Direction - Lines containing the word "triangle" are the ones to copy from the records below.

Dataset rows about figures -
★ ★ ★ ★ ★

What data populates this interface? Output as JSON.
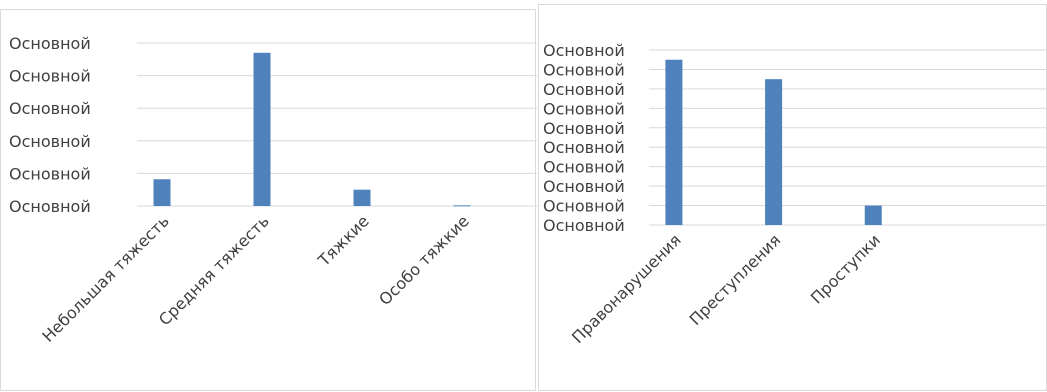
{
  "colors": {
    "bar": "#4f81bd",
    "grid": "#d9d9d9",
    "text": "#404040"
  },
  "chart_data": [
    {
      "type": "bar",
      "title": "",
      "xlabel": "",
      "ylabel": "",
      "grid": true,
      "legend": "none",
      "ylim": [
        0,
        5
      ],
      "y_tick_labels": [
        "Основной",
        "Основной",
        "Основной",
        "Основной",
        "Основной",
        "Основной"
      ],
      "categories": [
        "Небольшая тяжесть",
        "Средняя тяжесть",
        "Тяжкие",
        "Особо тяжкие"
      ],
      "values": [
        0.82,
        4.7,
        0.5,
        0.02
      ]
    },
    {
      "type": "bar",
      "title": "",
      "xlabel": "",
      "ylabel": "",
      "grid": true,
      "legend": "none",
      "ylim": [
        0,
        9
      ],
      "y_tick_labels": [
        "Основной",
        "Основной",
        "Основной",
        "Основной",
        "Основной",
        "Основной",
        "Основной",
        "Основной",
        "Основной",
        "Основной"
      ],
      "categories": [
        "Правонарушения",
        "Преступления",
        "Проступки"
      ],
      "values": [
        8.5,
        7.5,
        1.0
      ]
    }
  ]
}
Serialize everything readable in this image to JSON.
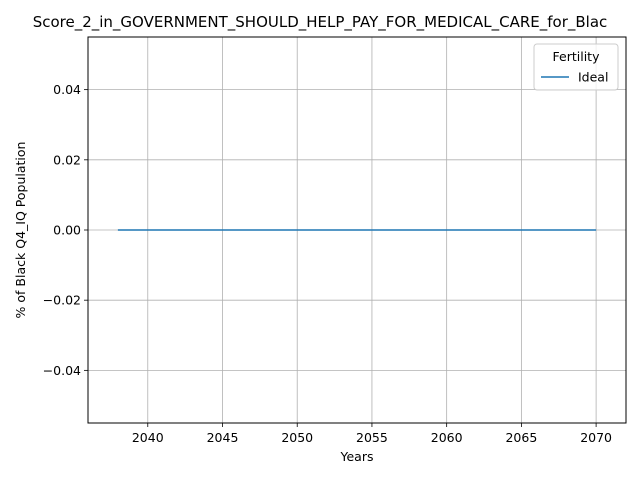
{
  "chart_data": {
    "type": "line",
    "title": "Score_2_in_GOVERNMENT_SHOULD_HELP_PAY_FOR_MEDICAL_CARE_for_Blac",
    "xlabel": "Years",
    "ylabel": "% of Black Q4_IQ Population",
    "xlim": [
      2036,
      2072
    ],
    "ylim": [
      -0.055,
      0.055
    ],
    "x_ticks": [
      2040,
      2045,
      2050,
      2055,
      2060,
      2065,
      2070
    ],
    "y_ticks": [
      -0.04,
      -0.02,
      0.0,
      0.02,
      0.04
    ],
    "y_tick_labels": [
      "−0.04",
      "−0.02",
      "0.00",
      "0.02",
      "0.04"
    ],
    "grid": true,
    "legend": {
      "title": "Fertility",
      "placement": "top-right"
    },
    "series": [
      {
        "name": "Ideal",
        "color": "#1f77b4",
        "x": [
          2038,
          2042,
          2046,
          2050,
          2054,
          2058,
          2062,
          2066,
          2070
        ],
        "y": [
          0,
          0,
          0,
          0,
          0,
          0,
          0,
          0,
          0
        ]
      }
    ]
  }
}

★ ★ ★ ★ ★

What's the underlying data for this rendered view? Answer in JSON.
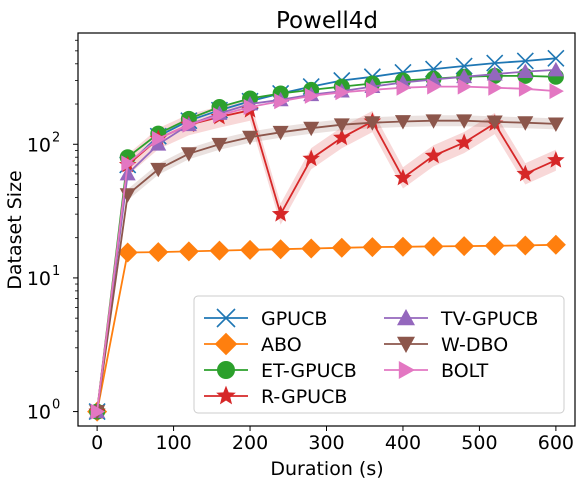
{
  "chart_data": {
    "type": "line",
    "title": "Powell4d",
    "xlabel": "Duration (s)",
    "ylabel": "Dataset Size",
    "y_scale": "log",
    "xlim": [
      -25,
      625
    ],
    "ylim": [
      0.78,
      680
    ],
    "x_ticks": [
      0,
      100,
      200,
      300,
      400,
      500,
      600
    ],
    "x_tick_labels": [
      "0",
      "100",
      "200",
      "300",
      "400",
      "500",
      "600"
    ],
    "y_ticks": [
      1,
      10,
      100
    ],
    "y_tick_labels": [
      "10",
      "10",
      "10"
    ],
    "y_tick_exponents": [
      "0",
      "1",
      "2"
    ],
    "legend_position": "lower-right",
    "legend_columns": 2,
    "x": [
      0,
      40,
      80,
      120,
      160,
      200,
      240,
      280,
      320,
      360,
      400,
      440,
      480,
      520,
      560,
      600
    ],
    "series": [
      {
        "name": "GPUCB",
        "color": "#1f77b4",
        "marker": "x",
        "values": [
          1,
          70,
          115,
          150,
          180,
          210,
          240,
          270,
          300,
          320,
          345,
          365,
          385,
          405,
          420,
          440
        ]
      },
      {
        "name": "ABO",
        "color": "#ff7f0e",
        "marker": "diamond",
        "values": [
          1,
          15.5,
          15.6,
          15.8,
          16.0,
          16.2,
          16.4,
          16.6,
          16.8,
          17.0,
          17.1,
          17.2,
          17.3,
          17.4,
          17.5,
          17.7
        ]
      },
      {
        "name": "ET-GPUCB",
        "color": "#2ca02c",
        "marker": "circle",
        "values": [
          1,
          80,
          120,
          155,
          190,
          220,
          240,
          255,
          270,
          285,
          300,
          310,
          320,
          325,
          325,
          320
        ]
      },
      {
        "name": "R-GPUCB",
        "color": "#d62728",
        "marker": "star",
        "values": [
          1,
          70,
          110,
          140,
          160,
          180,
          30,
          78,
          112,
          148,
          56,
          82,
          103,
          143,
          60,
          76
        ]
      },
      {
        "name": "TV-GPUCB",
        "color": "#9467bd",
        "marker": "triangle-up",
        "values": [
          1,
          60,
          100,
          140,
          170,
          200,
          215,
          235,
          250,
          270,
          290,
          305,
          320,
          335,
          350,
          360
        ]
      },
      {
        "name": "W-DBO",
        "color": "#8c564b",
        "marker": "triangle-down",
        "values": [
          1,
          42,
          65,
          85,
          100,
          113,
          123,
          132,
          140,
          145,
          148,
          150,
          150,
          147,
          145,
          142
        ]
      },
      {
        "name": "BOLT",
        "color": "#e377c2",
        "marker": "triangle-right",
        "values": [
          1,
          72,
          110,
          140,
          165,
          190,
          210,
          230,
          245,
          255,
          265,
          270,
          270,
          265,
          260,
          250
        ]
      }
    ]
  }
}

★ ★ ★ ★ ★

Solution for this task -
        "marker": "triangle-up",
        "marker": "triangle-down",
        "marker": "triangle-right",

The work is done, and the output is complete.